» **Directions for this task**:
Write out every record in full, exactly as written, please.

##########

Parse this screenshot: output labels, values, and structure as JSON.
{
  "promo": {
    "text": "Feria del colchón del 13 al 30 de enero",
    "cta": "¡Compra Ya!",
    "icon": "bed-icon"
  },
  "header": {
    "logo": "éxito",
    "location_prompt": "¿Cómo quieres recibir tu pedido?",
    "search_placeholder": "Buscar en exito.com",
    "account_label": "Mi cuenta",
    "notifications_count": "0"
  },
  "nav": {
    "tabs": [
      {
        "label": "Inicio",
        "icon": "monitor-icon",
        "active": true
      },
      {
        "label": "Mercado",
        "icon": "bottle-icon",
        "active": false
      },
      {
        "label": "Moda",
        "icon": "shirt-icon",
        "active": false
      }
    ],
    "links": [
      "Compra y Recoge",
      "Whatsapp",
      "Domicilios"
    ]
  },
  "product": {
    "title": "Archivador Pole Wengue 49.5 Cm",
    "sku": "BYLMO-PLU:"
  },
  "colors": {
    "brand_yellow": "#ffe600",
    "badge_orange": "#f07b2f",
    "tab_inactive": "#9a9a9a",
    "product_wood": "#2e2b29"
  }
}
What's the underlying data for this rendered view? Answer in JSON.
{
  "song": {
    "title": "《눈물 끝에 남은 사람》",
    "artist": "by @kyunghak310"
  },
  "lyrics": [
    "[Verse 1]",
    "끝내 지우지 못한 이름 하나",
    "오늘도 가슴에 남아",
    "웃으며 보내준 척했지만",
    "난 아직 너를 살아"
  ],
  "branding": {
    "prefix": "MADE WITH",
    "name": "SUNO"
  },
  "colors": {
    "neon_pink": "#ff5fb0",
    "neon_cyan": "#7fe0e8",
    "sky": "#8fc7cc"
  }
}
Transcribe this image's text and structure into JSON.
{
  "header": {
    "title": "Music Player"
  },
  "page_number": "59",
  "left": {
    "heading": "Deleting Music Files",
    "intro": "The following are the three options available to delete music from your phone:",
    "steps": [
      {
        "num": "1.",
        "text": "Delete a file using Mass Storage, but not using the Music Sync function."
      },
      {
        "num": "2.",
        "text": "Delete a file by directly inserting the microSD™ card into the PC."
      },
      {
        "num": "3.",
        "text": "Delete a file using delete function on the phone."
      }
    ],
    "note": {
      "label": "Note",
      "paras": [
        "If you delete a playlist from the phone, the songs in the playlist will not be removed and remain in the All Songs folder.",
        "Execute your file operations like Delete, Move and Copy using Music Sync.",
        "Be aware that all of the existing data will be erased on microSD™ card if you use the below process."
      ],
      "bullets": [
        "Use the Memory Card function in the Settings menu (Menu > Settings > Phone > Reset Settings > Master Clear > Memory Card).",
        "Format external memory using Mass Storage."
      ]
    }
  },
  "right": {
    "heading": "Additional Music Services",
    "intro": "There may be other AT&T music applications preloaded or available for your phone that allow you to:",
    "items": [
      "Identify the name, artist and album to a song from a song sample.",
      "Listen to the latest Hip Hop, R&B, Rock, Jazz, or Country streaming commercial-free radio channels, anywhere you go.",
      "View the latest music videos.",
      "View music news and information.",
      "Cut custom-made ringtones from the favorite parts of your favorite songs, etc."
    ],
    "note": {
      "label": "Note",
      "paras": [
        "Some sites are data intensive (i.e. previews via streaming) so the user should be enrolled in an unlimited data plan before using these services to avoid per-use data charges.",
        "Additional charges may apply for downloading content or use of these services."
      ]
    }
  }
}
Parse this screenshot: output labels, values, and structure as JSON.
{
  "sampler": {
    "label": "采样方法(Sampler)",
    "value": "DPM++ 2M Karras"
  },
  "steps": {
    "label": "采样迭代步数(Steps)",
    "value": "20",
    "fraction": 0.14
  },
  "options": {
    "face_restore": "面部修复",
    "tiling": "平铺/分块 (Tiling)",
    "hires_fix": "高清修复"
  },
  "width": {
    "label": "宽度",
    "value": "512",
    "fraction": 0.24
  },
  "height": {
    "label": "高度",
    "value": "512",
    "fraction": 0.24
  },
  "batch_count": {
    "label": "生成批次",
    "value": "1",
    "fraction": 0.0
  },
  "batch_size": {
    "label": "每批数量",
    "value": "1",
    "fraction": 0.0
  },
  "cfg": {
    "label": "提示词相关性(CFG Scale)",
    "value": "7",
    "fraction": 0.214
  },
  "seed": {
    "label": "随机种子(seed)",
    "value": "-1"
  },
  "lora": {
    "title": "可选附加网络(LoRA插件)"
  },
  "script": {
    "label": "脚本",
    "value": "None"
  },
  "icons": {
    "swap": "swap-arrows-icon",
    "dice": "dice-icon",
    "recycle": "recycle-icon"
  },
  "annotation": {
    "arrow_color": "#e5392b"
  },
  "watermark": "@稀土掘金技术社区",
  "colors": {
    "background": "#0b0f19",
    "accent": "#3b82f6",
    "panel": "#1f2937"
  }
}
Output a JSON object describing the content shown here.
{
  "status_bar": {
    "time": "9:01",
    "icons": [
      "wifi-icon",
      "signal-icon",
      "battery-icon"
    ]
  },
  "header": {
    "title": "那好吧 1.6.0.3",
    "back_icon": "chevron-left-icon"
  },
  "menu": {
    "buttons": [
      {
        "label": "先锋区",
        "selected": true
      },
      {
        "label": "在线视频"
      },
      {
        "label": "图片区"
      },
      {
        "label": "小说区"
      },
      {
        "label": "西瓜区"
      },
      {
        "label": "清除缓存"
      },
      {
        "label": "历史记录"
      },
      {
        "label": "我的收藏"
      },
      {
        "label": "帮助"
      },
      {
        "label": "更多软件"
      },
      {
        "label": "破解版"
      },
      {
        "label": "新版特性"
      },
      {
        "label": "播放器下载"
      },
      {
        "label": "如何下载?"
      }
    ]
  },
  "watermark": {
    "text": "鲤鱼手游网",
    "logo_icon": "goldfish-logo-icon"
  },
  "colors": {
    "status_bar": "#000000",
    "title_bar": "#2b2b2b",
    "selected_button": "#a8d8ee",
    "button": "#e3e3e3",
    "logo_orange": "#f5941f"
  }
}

##########

» **Output below**:
Parse this screenshot: output labels, values, and structure as JSON.
{
  "promo": {
    "text": "Feria del colchón del 13 al 30 de enero",
    "cta": "¡Compra Ya!",
    "icon": "bed-icon"
  },
  "header": {
    "logo": "éxito",
    "location_prompt": "¿Cómo quieres recibir tu pedido?",
    "search_placeholder": "Buscar en exito.com",
    "account_label": "Mi cuenta",
    "notifications_count": "0"
  },
  "nav": {
    "tabs": [
      {
        "label": "Inicio",
        "icon": "monitor-icon",
        "active": true
      },
      {
        "label": "Mercado",
        "icon": "bottle-icon",
        "active": false
      },
      {
        "label": "Moda",
        "icon": "shirt-icon",
        "active": false
      }
    ],
    "links": [
      "Compra y Recoge",
      "Whatsapp",
      "Domicilios"
    ]
  },
  "product": {
    "title": "Archivador Pole Wengue 49.5 Cm",
    "sku": "BYLMO-PLU:"
  },
  "colors": {
    "brand_yellow": "#ffe600",
    "badge_orange": "#f07b2f",
    "tab_inactive": "#9a9a9a",
    "product_wood": "#2e2b29"
  }
}
What's the underlying data for this rendered view? Answer in JSON.
{
  "song": {
    "title": "《눈물 끝에 남은 사람》",
    "artist": "by @kyunghak310"
  },
  "lyrics": [
    "[Verse 1]",
    "끝내 지우지 못한 이름 하나",
    "오늘도 가슴에 남아",
    "웃으며 보내준 척했지만",
    "난 아직 너를 살아"
  ],
  "branding": {
    "prefix": "MADE WITH",
    "name": "SUNO"
  },
  "colors": {
    "neon_pink": "#ff5fb0",
    "neon_cyan": "#7fe0e8",
    "sky": "#8fc7cc"
  }
}
Transcribe this image's text and structure into JSON.
{
  "header": {
    "title": "Music Player"
  },
  "page_number": "59",
  "left": {
    "heading": "Deleting Music Files",
    "intro": "The following are the three options available to delete music from your phone:",
    "steps": [
      {
        "num": "1.",
        "text": "Delete a file using Mass Storage, but not using the Music Sync function."
      },
      {
        "num": "2.",
        "text": "Delete a file by directly inserting the microSD™ card into the PC."
      },
      {
        "num": "3.",
        "text": "Delete a file using delete function on the phone."
      }
    ],
    "note": {
      "label": "Note",
      "paras": [
        "If you delete a playlist from the phone, the songs in the playlist will not be removed and remain in the All Songs folder.",
        "Execute your file operations like Delete, Move and Copy using Music Sync.",
        "Be aware that all of the existing data will be erased on microSD™ card if you use the below process."
      ],
      "bullets": [
        "Use the Memory Card function in the Settings menu (Menu > Settings > Phone > Reset Settings > Master Clear > Memory Card).",
        "Format external memory using Mass Storage."
      ]
    }
  },
  "right": {
    "heading": "Additional Music Services",
    "intro": "There may be other AT&T music applications preloaded or available for your phone that allow you to:",
    "items": [
      "Identify the name, artist and album to a song from a song sample.",
      "Listen to the latest Hip Hop, R&B, Rock, Jazz, or Country streaming commercial-free radio channels, anywhere you go.",
      "View the latest music videos.",
      "View music news and information.",
      "Cut custom-made ringtones from the favorite parts of your favorite songs, etc."
    ],
    "note": {
      "label": "Note",
      "paras": [
        "Some sites are data intensive (i.e. previews via streaming) so the user should be enrolled in an unlimited data plan before using these services to avoid per-use data charges.",
        "Additional charges may apply for downloading content or use of these services."
      ]
    }
  }
}
Parse this screenshot: output labels, values, and structure as JSON.
{
  "sampler": {
    "label": "采样方法(Sampler)",
    "value": "DPM++ 2M Karras"
  },
  "steps": {
    "label": "采样迭代步数(Steps)",
    "value": "20",
    "fraction": 0.14
  },
  "options": {
    "face_restore": "面部修复",
    "tiling": "平铺/分块 (Tiling)",
    "hires_fix": "高清修复"
  },
  "width": {
    "label": "宽度",
    "value": "512",
    "fraction": 0.24
  },
  "height": {
    "label": "高度",
    "value": "512",
    "fraction": 0.24
  },
  "batch_count": {
    "label": "生成批次",
    "value": "1",
    "fraction": 0.0
  },
  "batch_size": {
    "label": "每批数量",
    "value": "1",
    "fraction": 0.0
  },
  "cfg": {
    "label": "提示词相关性(CFG Scale)",
    "value": "7",
    "fraction": 0.214
  },
  "seed": {
    "label": "随机种子(seed)",
    "value": "-1"
  },
  "lora": {
    "title": "可选附加网络(LoRA插件)"
  },
  "script": {
    "label": "脚本",
    "value": "None"
  },
  "icons": {
    "swap": "swap-arrows-icon",
    "dice": "dice-icon",
    "recycle": "recycle-icon"
  },
  "annotation": {
    "arrow_color": "#e5392b"
  },
  "watermark": "@稀土掘金技术社区",
  "colors": {
    "background": "#0b0f19",
    "accent": "#3b82f6",
    "panel": "#1f2937"
  }
}
Output a JSON object describing the content shown here.
{
  "status_bar": {
    "time": "9:01",
    "icons": [
      "wifi-icon",
      "signal-icon",
      "battery-icon"
    ]
  },
  "header": {
    "title": "那好吧 1.6.0.3",
    "back_icon": "chevron-left-icon"
  },
  "menu": {
    "buttons": [
      {
        "label": "先锋区",
        "selected": true
      },
      {
        "label": "在线视频"
      },
      {
        "label": "图片区"
      },
      {
        "label": "小说区"
      },
      {
        "label": "西瓜区"
      },
      {
        "label": "清除缓存"
      },
      {
        "label": "历史记录"
      },
      {
        "label": "我的收藏"
      },
      {
        "label": "帮助"
      },
      {
        "label": "更多软件"
      },
      {
        "label": "破解版"
      },
      {
        "label": "新版特性"
      },
      {
        "label": "播放器下载"
      },
      {
        "label": "如何下载?"
      }
    ]
  },
  "watermark": {
    "text": "鲤鱼手游网",
    "logo_icon": "goldfish-logo-icon"
  },
  "colors": {
    "status_bar": "#000000",
    "title_bar": "#2b2b2b",
    "selected_button": "#a8d8ee",
    "button": "#e3e3e3",
    "logo_orange": "#f5941f"
  }
}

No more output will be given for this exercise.